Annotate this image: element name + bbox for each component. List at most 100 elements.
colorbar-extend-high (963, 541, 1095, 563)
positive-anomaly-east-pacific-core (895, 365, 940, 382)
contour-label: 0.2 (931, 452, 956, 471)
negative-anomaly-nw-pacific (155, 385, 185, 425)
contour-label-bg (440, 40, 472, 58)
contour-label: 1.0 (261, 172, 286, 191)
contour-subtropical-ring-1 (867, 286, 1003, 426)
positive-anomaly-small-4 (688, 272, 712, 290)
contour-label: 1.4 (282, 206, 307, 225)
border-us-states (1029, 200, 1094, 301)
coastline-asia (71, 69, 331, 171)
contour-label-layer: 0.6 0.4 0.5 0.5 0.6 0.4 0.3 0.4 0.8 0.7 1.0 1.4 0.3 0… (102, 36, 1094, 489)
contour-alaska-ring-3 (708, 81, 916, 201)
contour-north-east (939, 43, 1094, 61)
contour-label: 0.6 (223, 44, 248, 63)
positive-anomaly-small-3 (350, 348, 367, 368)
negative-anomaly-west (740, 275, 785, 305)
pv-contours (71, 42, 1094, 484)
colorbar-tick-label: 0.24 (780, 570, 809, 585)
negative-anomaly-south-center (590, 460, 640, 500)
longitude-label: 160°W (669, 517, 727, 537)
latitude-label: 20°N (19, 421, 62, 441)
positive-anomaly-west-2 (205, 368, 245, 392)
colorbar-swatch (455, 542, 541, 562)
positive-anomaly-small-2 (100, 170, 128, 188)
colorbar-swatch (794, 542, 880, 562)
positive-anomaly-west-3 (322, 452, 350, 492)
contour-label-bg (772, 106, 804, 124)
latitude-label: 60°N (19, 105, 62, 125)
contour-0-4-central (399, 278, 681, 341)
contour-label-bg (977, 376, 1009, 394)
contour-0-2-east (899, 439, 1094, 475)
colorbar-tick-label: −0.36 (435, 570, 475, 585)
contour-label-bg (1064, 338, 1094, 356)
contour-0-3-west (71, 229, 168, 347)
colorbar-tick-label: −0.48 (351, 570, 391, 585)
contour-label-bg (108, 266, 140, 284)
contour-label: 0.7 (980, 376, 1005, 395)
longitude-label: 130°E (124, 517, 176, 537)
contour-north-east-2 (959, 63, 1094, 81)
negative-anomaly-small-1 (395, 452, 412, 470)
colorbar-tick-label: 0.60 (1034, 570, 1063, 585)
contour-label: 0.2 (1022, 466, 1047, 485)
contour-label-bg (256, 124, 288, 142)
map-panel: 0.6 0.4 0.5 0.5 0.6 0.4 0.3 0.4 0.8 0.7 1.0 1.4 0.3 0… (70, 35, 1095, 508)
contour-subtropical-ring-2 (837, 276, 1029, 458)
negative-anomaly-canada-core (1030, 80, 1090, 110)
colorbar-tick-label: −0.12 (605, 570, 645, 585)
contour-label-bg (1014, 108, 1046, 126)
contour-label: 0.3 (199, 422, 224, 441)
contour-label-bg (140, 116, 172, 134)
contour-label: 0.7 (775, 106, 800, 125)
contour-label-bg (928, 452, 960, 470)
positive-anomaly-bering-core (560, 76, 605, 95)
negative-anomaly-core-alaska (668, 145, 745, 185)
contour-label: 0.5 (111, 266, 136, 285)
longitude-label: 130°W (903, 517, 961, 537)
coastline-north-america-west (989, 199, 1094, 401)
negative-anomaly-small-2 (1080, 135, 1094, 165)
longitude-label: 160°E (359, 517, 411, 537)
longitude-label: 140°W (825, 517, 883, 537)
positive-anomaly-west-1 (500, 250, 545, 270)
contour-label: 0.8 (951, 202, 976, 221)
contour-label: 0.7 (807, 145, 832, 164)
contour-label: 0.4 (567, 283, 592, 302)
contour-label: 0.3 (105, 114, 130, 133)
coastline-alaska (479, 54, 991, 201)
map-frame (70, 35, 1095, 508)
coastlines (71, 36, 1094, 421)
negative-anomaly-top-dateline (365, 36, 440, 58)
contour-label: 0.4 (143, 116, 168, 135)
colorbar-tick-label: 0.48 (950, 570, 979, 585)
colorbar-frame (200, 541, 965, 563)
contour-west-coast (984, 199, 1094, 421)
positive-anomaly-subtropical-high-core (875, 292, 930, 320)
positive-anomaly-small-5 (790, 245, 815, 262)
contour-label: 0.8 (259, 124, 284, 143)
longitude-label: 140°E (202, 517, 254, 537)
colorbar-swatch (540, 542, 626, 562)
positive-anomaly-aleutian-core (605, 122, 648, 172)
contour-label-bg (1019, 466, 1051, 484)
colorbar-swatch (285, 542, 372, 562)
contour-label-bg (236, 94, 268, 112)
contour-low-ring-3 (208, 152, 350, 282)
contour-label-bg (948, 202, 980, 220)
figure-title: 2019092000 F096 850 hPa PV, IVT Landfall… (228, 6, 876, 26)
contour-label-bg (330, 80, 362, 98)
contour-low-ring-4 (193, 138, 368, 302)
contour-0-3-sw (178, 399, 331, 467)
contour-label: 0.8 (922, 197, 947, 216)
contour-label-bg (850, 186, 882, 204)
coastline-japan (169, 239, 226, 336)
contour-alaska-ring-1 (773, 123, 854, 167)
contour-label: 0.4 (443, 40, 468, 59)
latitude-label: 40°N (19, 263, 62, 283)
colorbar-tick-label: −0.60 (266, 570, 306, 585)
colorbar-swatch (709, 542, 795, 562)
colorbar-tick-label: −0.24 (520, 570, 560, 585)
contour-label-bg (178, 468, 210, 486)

● PROBLEM DESCRIPTION
Copy the listing above word for word, starting at its first line and ending at the line containing "negative-anomaly-nw-pacific (155, 385, 185, 425)". Include both of those lines.

● TASK SOLUTION
Annotate this image: element name + bbox for each component. List at most 100 elements.
colorbar-extend-high (963, 541, 1095, 563)
positive-anomaly-east-pacific-core (895, 365, 940, 382)
contour-label: 0.2 (931, 452, 956, 471)
negative-anomaly-nw-pacific (155, 385, 185, 425)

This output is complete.